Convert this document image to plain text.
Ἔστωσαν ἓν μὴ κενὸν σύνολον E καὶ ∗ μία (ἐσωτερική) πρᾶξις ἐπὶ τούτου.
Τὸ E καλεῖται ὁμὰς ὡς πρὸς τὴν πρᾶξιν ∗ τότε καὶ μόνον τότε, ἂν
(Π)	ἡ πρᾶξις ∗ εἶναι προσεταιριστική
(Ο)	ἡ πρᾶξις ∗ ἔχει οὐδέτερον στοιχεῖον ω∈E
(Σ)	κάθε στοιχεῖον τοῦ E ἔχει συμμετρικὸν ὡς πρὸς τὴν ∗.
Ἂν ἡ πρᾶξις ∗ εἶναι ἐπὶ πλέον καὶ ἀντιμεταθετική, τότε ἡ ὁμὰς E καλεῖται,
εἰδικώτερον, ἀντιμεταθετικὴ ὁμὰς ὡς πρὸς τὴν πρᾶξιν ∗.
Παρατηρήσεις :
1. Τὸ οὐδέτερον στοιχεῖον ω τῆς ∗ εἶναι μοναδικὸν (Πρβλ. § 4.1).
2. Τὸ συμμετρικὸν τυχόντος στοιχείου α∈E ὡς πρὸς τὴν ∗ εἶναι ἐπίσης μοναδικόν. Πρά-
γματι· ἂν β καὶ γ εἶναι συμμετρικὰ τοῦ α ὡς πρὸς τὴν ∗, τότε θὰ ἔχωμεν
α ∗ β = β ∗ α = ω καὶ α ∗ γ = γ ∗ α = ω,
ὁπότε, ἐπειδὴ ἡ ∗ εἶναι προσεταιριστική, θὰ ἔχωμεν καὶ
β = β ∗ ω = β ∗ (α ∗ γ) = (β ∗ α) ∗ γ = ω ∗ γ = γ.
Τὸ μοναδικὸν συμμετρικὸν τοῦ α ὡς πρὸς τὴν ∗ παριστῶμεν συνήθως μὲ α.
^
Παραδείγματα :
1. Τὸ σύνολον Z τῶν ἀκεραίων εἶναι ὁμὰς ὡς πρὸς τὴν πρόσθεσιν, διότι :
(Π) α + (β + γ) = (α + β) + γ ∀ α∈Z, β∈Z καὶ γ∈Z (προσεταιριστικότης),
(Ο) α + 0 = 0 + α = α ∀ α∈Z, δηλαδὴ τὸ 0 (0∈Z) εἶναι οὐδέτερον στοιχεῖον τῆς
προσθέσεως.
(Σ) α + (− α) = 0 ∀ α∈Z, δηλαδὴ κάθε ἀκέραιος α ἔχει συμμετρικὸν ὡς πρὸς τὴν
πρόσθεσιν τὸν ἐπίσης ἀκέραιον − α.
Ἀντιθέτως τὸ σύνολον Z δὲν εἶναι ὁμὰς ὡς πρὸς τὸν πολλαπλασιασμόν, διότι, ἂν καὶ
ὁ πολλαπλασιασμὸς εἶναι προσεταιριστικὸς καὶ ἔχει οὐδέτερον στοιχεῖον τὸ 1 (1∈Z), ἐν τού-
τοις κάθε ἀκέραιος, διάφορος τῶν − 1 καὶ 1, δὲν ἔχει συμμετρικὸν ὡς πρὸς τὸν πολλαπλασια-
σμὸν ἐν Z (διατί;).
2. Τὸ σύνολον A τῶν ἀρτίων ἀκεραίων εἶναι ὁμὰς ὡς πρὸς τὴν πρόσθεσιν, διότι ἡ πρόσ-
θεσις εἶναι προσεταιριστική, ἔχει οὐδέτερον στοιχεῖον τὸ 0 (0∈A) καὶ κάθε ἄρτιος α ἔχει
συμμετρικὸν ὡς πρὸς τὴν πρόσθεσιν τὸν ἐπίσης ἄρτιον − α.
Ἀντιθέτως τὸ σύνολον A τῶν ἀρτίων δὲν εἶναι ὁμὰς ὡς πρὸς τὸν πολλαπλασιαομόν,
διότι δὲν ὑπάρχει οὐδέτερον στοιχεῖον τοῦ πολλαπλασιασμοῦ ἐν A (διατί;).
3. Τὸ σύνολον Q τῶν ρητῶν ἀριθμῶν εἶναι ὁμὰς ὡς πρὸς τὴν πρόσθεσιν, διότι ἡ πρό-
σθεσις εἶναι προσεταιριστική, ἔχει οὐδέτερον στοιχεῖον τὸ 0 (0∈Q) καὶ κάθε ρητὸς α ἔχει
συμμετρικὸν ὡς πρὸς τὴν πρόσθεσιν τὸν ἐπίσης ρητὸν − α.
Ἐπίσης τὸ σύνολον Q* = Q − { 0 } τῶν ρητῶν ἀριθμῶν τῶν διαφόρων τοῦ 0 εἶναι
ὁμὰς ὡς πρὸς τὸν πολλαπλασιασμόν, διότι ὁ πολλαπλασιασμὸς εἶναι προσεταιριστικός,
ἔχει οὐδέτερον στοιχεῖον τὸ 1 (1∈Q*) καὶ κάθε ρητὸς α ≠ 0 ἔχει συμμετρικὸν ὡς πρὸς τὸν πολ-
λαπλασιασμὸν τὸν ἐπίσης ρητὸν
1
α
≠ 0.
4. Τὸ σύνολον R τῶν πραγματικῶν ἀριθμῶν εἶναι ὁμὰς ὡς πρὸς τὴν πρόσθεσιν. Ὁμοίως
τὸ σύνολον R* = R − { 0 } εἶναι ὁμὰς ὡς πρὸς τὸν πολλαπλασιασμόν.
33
----
◆ TO BE DONE
Print the material once more, exactly.

◆ EXPECTED OUTPUT
Convert this document image to plain text.
Ἔστωσαν ἓν μὴ κενὸν σύνολον E καὶ ∗ μία (ἐσωτερική) πρᾶξις ἐπὶ τούτου.
Τὸ E καλεῖται ὁμὰς ὡς πρὸς τὴν πρᾶξιν ∗ τότε καὶ μόνον τότε, ἂν
(Π)	ἡ πρᾶξις ∗ εἶναι προσεταιριστική
(Ο)	ἡ πρᾶξις ∗ ἔχει οὐδέτερον στοιχεῖον ω∈E
(Σ)	κάθε στοιχεῖον τοῦ E ἔχει συμμετρικὸν ὡς πρὸς τὴν ∗.
Ἂν ἡ πρᾶξις ∗ εἶναι ἐπὶ πλέον καὶ ἀντιμεταθετική, τότε ἡ ὁμὰς E καλεῖται,
εἰδικώτερον, ἀντιμεταθετικὴ ὁμὰς ὡς πρὸς τὴν πρᾶξιν ∗.
Παρατηρήσεις :
1. Τὸ οὐδέτερον στοιχεῖον ω τῆς ∗ εἶναι μοναδικὸν (Πρβλ. § 4.1).
2. Τὸ συμμετρικὸν τυχόντος στοιχείου α∈E ὡς πρὸς τὴν ∗ εἶναι ἐπίσης μοναδικόν. Πρά-
γματι· ἂν β καὶ γ εἶναι συμμετρικὰ τοῦ α ὡς πρὸς τὴν ∗, τότε θὰ ἔχωμεν
α ∗ β = β ∗ α = ω καὶ α ∗ γ = γ ∗ α = ω,
ὁπότε, ἐπειδὴ ἡ ∗ εἶναι προσεταιριστική, θὰ ἔχωμεν καὶ
β = β ∗ ω = β ∗ (α ∗ γ) = (β ∗ α) ∗ γ = ω ∗ γ = γ.
Τὸ μοναδικὸν συμμετρικὸν τοῦ α ὡς πρὸς τὴν ∗ παριστῶμεν συνήθως μὲ α.
^
Παραδείγματα :
1. Τὸ σύνολον Z τῶν ἀκεραίων εἶναι ὁμὰς ὡς πρὸς τὴν πρόσθεσιν, διότι :
(Π) α + (β + γ) = (α + β) + γ ∀ α∈Z, β∈Z καὶ γ∈Z (προσεταιριστικότης),
(Ο) α + 0 = 0 + α = α ∀ α∈Z, δηλαδὴ τὸ 0 (0∈Z) εἶναι οὐδέτερον στοιχεῖον τῆς
προσθέσεως.
(Σ) α + (− α) = 0 ∀ α∈Z, δηλαδὴ κάθε ἀκέραιος α ἔχει συμμετρικὸν ὡς πρὸς τὴν
πρόσθεσιν τὸν ἐπίσης ἀκέραιον − α.
Ἀντιθέτως τὸ σύνολον Z δὲν εἶναι ὁμὰς ὡς πρὸς τὸν πολλαπλασιασμόν, διότι, ἂν καὶ
ὁ πολλαπλασιασμὸς εἶναι προσεταιριστικὸς καὶ ἔχει οὐδέτερον στοιχεῖον τὸ 1 (1∈Z), ἐν τού-
τοις κάθε ἀκέραιος, διάφορος τῶν − 1 καὶ 1, δὲν ἔχει συμμετρικὸν ὡς πρὸς τὸν πολλαπλασια-
σμὸν ἐν Z (διατί;).
2. Τὸ σύνολον A τῶν ἀρτίων ἀκεραίων εἶναι ὁμὰς ὡς πρὸς τὴν πρόσθεσιν, διότι ἡ πρόσ-
θεσις εἶναι προσεταιριστική, ἔχει οὐδέτερον στοιχεῖον τὸ 0 (0∈A) καὶ κάθε ἄρτιος α ἔχει
συμμετρικὸν ὡς πρὸς τὴν πρόσθεσιν τὸν ἐπίσης ἄρτιον − α.
Ἀντιθέτως τὸ σύνολον A τῶν ἀρτίων δὲν εἶναι ὁμὰς ὡς πρὸς τὸν πολλαπλασιαομόν,
διότι δὲν ὑπάρχει οὐδέτερον στοιχεῖον τοῦ πολλαπλασιασμοῦ ἐν A (διατί;).
3. Τὸ σύνολον Q τῶν ρητῶν ἀριθμῶν εἶναι ὁμὰς ὡς πρὸς τὴν πρόσθεσιν, διότι ἡ πρό-
σθεσις εἶναι προσεταιριστική, ἔχει οὐδέτερον στοιχεῖον τὸ 0 (0∈Q) καὶ κάθε ρητὸς α ἔχει
συμμετρικὸν ὡς πρὸς τὴν πρόσθεσιν τὸν ἐπίσης ρητὸν − α.
Ἐπίσης τὸ σύνολον Q* = Q − { 0 } τῶν ρητῶν ἀριθμῶν τῶν διαφόρων τοῦ 0 εἶναι
ὁμὰς ὡς πρὸς τὸν πολλαπλασιασμόν, διότι ὁ πολλαπλασιασμὸς εἶναι προσεταιριστικός,
ἔχει οὐδέτερον στοιχεῖον τὸ 1 (1∈Q*) καὶ κάθε ρητὸς α ≠ 0 ἔχει συμμετρικὸν ὡς πρὸς τὸν πολ-
λαπλασιασμὸν τὸν ἐπίσης ρητὸν
1
α
≠ 0.
4. Τὸ σύνολον R τῶν πραγματικῶν ἀριθμῶν εἶναι ὁμὰς ὡς πρὸς τὴν πρόσθεσιν. Ὁμοίως
τὸ σύνολον R* = R − { 0 } εἶναι ὁμὰς ὡς πρὸς τὸν πολλαπλασιασμόν.
33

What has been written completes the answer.